▶ [Exercise task]
All lines from the one containing "Give me a plain-text" through the last line of the listing below are to be copied exactly. Exclude the pictures.

-- Begin --

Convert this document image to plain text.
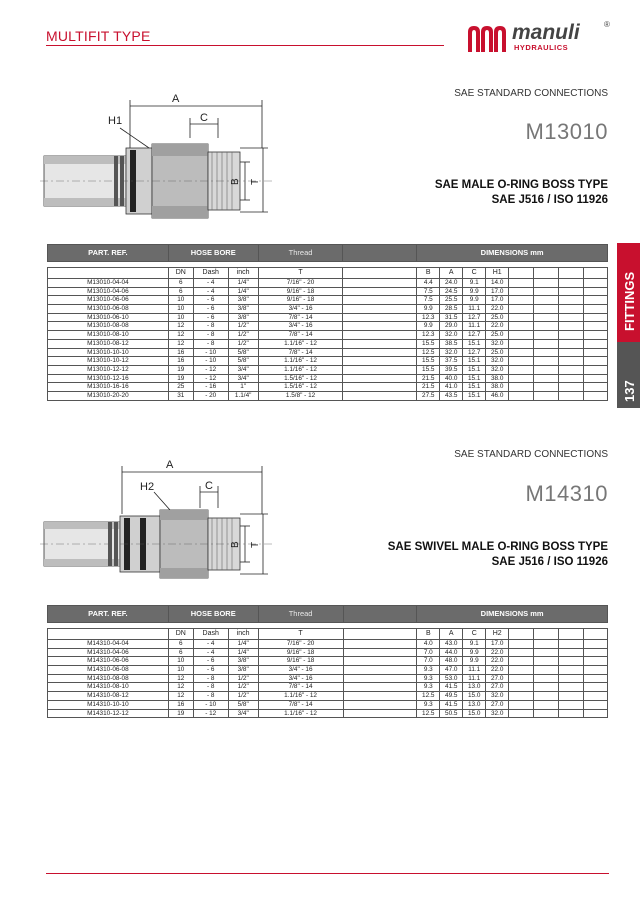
MULTIFIT TYPE	manuli
HYDRAULICS
®
FITTINGS
137
SAE STANDARD CONNECTIONS
M13010
SAE MALE O-RING BOSS TYPE
SAE J516 / ISO 11926
A
C
H1
B T
PART. REF.	HOSE BORE			Thread		DIMENSIONS mm							

	DN	Dash	inch	T		B	A	C	H1				
M13010-04-04	6	- 4	1/4"	7/16" - 20		4.4	24.0	9.1	14.0				
M13010-04-06	6	- 4	1/4"	9/16" - 18		7.5	24.5	9.9	17.0				
M13010-06-06	10	- 6	3/8"	9/16" - 18		7.5	25.5	9.9	17.0				
M13010-06-08	10	- 6	3/8"	3/4" - 16		9.9	28.5	11.1	22.0				
M13010-06-10	10	- 6	3/8"	7/8" - 14		12.3	31.5	12.7	25.0				
M13010-08-08	12	- 8	1/2"	3/4" - 16		9.9	29.0	11.1	22.0				
M13010-08-10	12	- 8	1/2"	7/8" - 14		12.3	32.0	12.7	25.0				
M13010-08-12	12	- 8	1/2"	1.1/16" - 12		15.5	38.5	15.1	32.0				
M13010-10-10	16	- 10	5/8"	7/8" - 14		12.5	32.0	12.7	25.0				
M13010-10-12	16	- 10	5/8"	1.1/16" - 12		15.5	37.5	15.1	32.0				
M13010-12-12	19	- 12	3/4"	1.1/16" - 12		15.5	39.5	15.1	32.0				
M13010-12-16	19	- 12	3/4"	1.5/16" - 12		21.5	40.0	15.1	38.0				
M13010-16-16	25	- 16	1"	1.5/16" - 12		21.5	41.0	15.1	38.0				
M13010-20-20	31	- 20	1.1/4"	1.5/8" - 12		27.5	43.5	15.1	46.0				
SAE STANDARD CONNECTIONS
M14310
SAE SWIVEL MALE O-RING BOSS TYPE
SAE J516 / ISO 11926
A
C
H2
B T
PART. REF.	HOSE BORE			Thread		DIMENSIONS mm							

	DN	Dash	inch	T		B	A	C	H2				
M14310-04-04	6	- 4	1/4"	7/16" - 20		4.0	43.0	9.1	17.0				
M14310-04-06	6	- 4	1/4"	9/16" - 18		7.0	44.0	9.9	22.0				
M14310-06-06	10	- 6	3/8"	9/16" - 18		7.0	48.0	9.9	22.0				
M14310-06-08	10	- 6	3/8"	3/4" - 16		9.3	47.0	11.1	22.0				
M14310-08-08	12	- 8	1/2"	3/4" - 16		9.3	53.0	11.1	27.0				
M14310-08-10	12	- 8	1/2"	7/8" - 14		9.3	41.5	13.0	27.0				
M14310-08-12	12	- 8	1/2"	1.1/16" - 12		12.5	49.5	15.0	32.0				
M14310-10-10	16	- 10	5/8"	7/8" - 14		9.3	41.5	13.0	27.0				
M14310-12-12	19	- 12	3/4"	1.1/16" - 12		12.5	50.5	15.0	32.0				
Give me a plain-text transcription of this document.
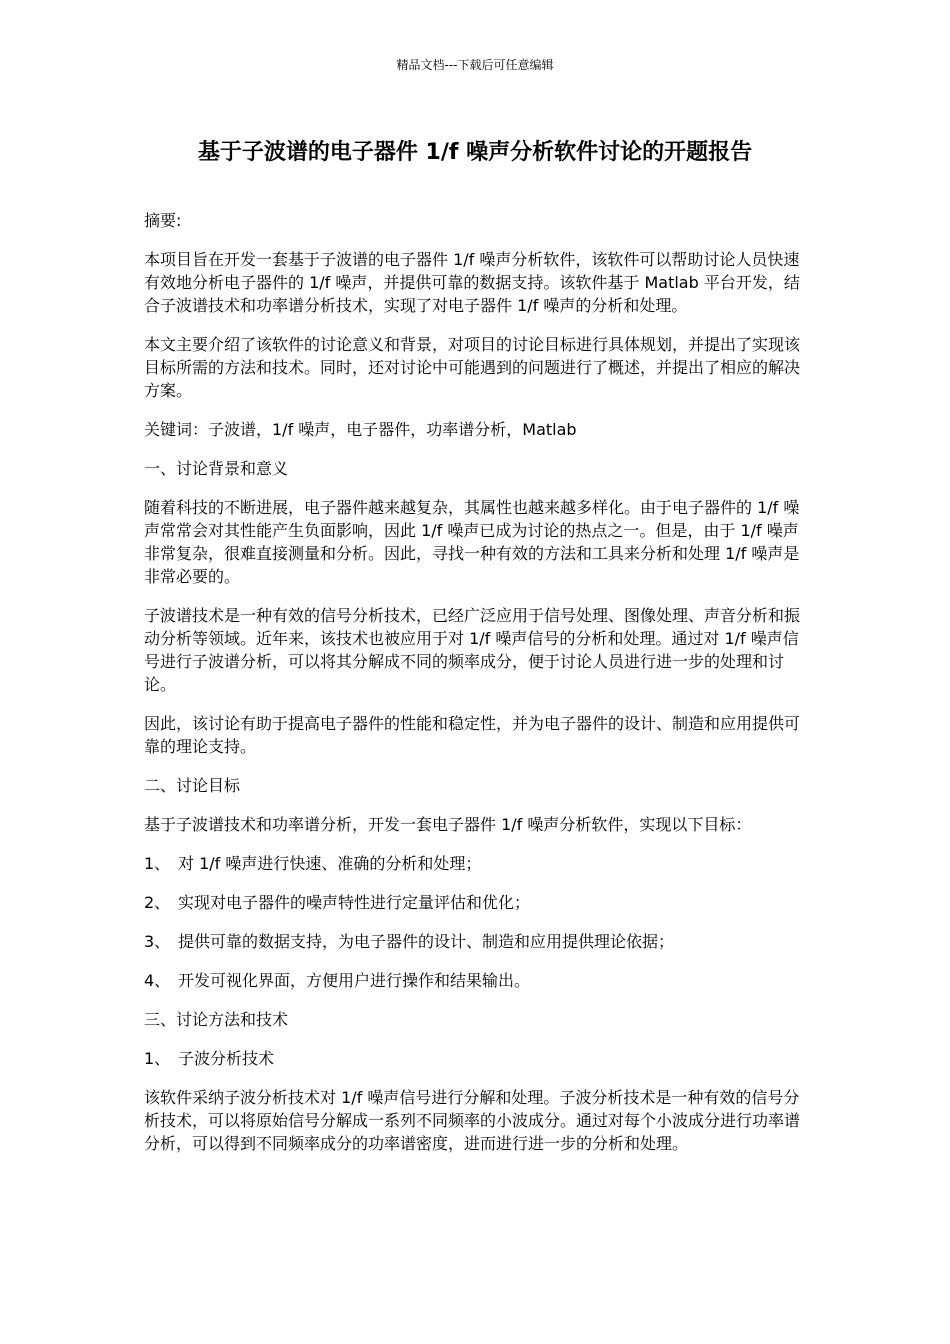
精品文档---下载后可任意编辑
基于子波谱的电子器件 1/f 噪声分析软件讨论的开题报告

摘要:

本项目旨在开发一套基于子波谱的电子器件 1/f 噪声分析软件，该软件可以帮助讨论人员快速有效地分析电子器件的 1/f 噪声，并提供可靠的数据支持。该软件基于 Matlab 平台开发，结合子波谱技术和功率谱分析技术，实现了对电子器件 1/f 噪声的分析和处理。

本文主要介绍了该软件的讨论意义和背景，对项目的讨论目标进行具体规划，并提出了实现该目标所需的方法和技术。同时，还对讨论中可能遇到的问题进行了概述，并提出了相应的解决方案。

关键词：子波谱，1/f 噪声，电子器件，功率谱分析，Matlab

一、讨论背景和意义

随着科技的不断进展，电子器件越来越复杂，其属性也越来越多样化。由于电子器件的 1/f 噪声常常会对其性能产生负面影响，因此 1/f 噪声已成为讨论的热点之一。但是，由于 1/f 噪声非常复杂，很难直接测量和分析。因此，寻找一种有效的方法和工具来分析和处理 1/f 噪声是非常必要的。

子波谱技术是一种有效的信号分析技术，已经广泛应用于信号处理、图像处理、声音分析和振动分析等领域。近年来，该技术也被应用于对 1/f 噪声信号的分析和处理。通过对 1/f 噪声信号进行子波谱分析，可以将其分解成不同的频率成分，便于讨论人员进行进一步的处理和讨论。

因此，该讨论有助于提高电子器件的性能和稳定性，并为电子器件的设计、制造和应用提供可靠的理论支持。

二、讨论目标

基于子波谱技术和功率谱分析，开发一套电子器件 1/f 噪声分析软件，实现以下目标：

1、 对 1/f 噪声进行快速、准确的分析和处理；
2、 实现对电子器件的噪声特性进行定量评估和优化；
3、 提供可靠的数据支持，为电子器件的设计、制造和应用提供理论依据；
4、 开发可视化界面，方便用户进行操作和结果输出。

三、讨论方法和技术

1、 子波分析技术

该软件采纳子波分析技术对 1/f 噪声信号进行分解和处理。子波分析技术是一种有效的信号分析技术，可以将原始信号分解成一系列不同频率的小波成分。通过对每个小波成分进行功率谱分析，可以得到不同频率成分的功率谱密度，进而进行进一步的分析和处理。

-- End --

▶ [Full response]
Give me a plain-text transcription of this document.
精品文档---下载后可任意编辑
基于子波谱的电子器件 1/f 噪声分析软件讨论的开题报告

摘要:

本项目旨在开发一套基于子波谱的电子器件 1/f 噪声分析软件，该软件可以帮助讨论人员快速有效地分析电子器件的 1/f 噪声，并提供可靠的数据支持。该软件基于 Matlab 平台开发，结合子波谱技术和功率谱分析技术，实现了对电子器件 1/f 噪声的分析和处理。

本文主要介绍了该软件的讨论意义和背景，对项目的讨论目标进行具体规划，并提出了实现该目标所需的方法和技术。同时，还对讨论中可能遇到的问题进行了概述，并提出了相应的解决方案。

关键词：子波谱，1/f 噪声，电子器件，功率谱分析，Matlab

一、讨论背景和意义

随着科技的不断进展，电子器件越来越复杂，其属性也越来越多样化。由于电子器件的 1/f 噪声常常会对其性能产生负面影响，因此 1/f 噪声已成为讨论的热点之一。但是，由于 1/f 噪声非常复杂，很难直接测量和分析。因此，寻找一种有效的方法和工具来分析和处理 1/f 噪声是非常必要的。

子波谱技术是一种有效的信号分析技术，已经广泛应用于信号处理、图像处理、声音分析和振动分析等领域。近年来，该技术也被应用于对 1/f 噪声信号的分析和处理。通过对 1/f 噪声信号进行子波谱分析，可以将其分解成不同的频率成分，便于讨论人员进行进一步的处理和讨论。

因此，该讨论有助于提高电子器件的性能和稳定性，并为电子器件的设计、制造和应用提供可靠的理论支持。

二、讨论目标

基于子波谱技术和功率谱分析，开发一套电子器件 1/f 噪声分析软件，实现以下目标：

1、 对 1/f 噪声进行快速、准确的分析和处理；
2、 实现对电子器件的噪声特性进行定量评估和优化；
3、 提供可靠的数据支持，为电子器件的设计、制造和应用提供理论依据；
4、 开发可视化界面，方便用户进行操作和结果输出。

三、讨论方法和技术

1、 子波分析技术

该软件采纳子波分析技术对 1/f 噪声信号进行分解和处理。子波分析技术是一种有效的信号分析技术，可以将原始信号分解成一系列不同频率的小波成分。通过对每个小波成分进行功率谱分析，可以得到不同频率成分的功率谱密度，进而进行进一步的分析和处理。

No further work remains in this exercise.